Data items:
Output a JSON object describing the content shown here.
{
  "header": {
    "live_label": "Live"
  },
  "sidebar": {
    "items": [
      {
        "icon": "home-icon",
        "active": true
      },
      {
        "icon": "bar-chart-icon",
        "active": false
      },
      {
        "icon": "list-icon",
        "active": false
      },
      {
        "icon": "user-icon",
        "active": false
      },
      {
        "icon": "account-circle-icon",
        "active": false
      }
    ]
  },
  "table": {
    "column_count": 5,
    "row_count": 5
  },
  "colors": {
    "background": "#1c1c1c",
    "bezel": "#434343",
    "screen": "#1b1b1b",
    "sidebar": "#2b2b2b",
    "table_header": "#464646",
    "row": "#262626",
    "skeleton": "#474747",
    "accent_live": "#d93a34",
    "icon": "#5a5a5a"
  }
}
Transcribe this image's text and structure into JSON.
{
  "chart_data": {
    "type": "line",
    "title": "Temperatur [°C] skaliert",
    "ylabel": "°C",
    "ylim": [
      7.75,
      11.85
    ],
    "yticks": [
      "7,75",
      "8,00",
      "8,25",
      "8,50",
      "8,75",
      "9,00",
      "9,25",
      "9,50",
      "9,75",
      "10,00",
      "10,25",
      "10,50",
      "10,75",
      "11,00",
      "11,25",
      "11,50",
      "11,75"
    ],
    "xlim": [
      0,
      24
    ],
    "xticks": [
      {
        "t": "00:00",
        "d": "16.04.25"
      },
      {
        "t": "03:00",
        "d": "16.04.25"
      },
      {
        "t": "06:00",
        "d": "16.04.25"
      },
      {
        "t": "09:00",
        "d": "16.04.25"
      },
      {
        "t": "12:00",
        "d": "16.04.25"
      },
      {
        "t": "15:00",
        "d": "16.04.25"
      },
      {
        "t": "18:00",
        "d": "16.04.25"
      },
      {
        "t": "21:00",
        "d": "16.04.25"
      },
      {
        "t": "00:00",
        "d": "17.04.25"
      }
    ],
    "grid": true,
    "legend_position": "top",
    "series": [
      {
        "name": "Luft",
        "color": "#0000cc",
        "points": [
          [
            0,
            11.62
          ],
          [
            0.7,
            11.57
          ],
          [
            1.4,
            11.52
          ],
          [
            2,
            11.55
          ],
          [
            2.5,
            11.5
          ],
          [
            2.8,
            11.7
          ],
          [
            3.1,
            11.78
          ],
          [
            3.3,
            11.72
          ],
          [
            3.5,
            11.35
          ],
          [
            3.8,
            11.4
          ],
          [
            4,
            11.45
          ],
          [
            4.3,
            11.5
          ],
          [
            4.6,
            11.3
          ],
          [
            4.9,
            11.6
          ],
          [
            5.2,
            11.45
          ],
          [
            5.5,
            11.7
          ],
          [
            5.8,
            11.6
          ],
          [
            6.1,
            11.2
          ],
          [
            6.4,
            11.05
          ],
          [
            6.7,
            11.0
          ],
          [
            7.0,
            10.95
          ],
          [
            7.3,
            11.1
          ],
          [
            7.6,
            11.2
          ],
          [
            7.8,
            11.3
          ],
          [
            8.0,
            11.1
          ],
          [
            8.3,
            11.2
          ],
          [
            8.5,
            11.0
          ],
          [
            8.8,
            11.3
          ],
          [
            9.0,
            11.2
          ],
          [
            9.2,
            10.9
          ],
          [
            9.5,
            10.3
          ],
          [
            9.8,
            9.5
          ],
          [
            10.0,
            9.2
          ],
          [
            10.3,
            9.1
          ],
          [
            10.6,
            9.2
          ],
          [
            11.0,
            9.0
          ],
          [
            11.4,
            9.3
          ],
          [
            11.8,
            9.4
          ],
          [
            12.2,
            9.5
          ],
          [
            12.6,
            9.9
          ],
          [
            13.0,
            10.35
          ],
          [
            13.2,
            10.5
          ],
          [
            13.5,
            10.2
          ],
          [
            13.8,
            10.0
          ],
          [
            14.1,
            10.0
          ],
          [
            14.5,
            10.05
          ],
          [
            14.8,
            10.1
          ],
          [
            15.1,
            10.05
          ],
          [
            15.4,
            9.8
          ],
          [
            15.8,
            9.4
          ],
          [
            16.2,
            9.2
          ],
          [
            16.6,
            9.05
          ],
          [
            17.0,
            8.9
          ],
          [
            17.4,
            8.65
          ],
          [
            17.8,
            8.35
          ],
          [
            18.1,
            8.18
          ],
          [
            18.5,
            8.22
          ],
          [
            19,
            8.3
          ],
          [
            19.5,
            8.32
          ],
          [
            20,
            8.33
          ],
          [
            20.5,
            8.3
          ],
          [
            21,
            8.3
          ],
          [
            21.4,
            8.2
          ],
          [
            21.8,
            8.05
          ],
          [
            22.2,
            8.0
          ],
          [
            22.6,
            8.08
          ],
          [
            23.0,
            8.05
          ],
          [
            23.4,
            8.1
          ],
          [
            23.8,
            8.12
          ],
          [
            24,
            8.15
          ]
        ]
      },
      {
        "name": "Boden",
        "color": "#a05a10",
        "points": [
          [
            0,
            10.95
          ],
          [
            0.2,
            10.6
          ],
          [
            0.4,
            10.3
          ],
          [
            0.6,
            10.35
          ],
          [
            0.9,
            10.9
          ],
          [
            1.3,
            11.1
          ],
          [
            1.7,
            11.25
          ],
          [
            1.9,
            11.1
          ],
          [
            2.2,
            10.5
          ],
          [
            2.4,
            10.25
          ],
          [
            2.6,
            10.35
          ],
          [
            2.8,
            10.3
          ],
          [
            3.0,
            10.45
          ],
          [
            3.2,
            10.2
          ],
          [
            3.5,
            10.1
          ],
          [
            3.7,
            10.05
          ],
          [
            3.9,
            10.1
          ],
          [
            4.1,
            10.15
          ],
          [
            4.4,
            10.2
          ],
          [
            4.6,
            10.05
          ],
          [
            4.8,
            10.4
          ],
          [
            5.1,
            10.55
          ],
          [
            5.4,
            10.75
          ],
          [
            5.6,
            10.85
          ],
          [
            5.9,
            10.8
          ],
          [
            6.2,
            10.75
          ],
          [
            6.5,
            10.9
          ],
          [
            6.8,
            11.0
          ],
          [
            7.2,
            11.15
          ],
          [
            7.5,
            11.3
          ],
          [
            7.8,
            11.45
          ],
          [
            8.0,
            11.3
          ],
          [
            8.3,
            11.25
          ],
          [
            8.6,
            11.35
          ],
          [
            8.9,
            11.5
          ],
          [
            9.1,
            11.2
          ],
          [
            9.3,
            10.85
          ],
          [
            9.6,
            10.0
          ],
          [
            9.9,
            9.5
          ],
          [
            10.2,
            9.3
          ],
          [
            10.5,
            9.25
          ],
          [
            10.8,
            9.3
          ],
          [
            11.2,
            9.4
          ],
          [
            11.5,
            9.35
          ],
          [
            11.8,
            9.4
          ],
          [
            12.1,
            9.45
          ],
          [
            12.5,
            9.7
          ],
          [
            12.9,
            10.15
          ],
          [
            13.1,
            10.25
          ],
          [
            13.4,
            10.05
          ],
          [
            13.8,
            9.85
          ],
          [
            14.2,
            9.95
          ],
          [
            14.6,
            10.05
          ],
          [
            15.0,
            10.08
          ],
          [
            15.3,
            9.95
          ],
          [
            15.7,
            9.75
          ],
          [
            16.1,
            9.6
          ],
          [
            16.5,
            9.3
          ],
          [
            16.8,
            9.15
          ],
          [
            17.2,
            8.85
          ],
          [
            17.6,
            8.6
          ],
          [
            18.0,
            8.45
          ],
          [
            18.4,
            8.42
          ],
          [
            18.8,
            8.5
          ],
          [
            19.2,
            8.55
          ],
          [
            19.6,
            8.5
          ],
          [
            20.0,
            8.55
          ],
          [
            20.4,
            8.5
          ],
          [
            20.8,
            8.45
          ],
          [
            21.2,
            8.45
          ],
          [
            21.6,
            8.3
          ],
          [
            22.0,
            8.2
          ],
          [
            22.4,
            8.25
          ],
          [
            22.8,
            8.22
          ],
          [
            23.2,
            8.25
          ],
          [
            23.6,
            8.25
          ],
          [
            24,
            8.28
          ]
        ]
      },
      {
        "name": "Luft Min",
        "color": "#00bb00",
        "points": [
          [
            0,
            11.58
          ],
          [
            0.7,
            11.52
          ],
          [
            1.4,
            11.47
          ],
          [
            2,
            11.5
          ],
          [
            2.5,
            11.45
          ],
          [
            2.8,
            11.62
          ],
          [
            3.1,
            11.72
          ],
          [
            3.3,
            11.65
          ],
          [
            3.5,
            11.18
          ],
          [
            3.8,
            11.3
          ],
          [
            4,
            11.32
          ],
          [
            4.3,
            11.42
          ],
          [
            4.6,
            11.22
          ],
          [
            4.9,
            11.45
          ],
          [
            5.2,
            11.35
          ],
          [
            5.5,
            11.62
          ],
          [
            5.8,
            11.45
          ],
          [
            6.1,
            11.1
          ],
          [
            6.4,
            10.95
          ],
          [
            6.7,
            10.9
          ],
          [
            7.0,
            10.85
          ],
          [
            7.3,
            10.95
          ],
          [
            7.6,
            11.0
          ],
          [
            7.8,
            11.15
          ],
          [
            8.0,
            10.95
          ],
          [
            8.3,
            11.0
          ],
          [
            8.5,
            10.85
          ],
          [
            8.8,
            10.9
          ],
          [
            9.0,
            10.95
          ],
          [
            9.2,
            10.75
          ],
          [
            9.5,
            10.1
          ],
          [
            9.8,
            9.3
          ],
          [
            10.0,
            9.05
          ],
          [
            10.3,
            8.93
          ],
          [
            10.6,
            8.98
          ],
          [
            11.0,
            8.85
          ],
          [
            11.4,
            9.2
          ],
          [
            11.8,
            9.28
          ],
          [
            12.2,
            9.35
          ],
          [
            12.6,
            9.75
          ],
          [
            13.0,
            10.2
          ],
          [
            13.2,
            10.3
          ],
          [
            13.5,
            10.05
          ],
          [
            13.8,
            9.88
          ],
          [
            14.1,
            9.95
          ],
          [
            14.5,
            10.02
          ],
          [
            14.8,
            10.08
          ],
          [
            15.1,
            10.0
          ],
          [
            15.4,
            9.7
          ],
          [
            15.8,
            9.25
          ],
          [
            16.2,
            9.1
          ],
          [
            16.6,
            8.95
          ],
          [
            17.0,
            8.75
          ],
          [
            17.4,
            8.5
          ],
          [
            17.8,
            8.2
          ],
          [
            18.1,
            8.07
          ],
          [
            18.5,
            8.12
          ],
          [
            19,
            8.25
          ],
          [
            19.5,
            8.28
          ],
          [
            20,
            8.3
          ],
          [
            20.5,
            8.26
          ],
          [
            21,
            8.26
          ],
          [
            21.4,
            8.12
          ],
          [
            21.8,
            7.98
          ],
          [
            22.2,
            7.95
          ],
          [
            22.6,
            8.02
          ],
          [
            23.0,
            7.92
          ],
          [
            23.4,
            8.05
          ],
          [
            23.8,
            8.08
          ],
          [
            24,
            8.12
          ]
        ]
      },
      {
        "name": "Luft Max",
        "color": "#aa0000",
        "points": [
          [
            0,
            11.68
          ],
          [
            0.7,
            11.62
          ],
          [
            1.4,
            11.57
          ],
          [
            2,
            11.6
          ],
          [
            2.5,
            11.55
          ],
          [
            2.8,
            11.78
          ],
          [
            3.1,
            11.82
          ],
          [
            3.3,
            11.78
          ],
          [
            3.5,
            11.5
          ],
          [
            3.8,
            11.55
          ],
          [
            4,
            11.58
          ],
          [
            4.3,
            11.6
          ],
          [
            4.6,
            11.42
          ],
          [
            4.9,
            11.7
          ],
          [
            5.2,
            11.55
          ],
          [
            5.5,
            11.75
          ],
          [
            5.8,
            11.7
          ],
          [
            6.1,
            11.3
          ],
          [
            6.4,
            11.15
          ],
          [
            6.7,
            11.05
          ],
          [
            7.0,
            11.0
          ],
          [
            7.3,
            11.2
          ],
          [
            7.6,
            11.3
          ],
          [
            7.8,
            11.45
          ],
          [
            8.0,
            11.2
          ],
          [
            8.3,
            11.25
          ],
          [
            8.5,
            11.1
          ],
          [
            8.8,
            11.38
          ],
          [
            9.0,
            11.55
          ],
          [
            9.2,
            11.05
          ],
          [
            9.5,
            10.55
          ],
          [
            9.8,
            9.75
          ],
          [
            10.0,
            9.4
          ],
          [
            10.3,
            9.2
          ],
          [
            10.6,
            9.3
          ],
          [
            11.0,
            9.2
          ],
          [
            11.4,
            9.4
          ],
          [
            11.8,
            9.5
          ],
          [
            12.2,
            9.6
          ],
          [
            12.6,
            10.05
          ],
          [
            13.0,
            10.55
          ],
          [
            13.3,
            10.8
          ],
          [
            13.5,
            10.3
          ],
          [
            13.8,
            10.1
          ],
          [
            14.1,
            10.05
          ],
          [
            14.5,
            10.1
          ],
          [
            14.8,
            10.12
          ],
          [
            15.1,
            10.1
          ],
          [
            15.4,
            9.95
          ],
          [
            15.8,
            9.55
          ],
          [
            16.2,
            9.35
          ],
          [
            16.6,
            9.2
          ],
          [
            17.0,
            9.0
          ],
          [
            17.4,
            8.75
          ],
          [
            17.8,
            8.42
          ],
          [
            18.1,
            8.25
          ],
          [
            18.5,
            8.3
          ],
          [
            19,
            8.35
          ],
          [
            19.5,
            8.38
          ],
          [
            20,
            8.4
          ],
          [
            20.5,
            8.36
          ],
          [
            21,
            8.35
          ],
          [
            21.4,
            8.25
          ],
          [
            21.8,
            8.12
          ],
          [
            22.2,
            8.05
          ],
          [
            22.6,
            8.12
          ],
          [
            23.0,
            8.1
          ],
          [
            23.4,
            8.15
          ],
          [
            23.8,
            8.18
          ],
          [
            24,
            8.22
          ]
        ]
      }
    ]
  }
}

The exercise: Your answer should be a single number: the count of lines in the material above that contain "JSON".

The answer: 2